What is expected:
Some lines in the records below may hold the word "start"; give the number of those lines and nothing else.

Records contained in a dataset
▬▬▬▬▬▬▬▬▬▬

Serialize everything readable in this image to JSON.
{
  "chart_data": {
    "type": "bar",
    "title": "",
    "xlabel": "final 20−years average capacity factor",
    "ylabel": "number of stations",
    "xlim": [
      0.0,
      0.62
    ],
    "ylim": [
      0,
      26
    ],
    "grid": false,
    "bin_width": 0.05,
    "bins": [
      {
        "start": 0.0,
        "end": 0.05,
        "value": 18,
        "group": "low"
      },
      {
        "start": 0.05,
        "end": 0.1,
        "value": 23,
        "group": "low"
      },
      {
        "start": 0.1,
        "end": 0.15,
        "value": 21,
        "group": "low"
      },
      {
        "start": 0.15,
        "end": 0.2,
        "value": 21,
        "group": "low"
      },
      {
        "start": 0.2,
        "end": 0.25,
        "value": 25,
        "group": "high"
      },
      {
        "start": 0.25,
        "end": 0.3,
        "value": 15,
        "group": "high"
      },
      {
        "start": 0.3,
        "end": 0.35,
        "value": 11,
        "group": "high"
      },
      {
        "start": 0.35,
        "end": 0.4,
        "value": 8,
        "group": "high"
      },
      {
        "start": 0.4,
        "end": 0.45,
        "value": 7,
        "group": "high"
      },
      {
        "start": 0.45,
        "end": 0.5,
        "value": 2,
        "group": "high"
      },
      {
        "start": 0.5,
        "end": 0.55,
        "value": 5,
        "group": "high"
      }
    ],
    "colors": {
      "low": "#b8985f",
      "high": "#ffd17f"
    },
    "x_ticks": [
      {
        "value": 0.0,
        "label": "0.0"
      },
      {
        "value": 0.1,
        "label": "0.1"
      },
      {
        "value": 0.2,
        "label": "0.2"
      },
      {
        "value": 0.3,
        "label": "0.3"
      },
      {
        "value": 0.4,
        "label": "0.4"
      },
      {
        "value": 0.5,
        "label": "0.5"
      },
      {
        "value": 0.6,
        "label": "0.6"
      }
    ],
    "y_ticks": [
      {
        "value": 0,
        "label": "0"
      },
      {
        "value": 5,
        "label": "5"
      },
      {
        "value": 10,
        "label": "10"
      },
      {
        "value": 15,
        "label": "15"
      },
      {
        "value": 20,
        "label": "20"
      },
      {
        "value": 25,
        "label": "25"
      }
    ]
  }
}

▬▬▬▬▬▬▬▬▬▬

Completed task:
11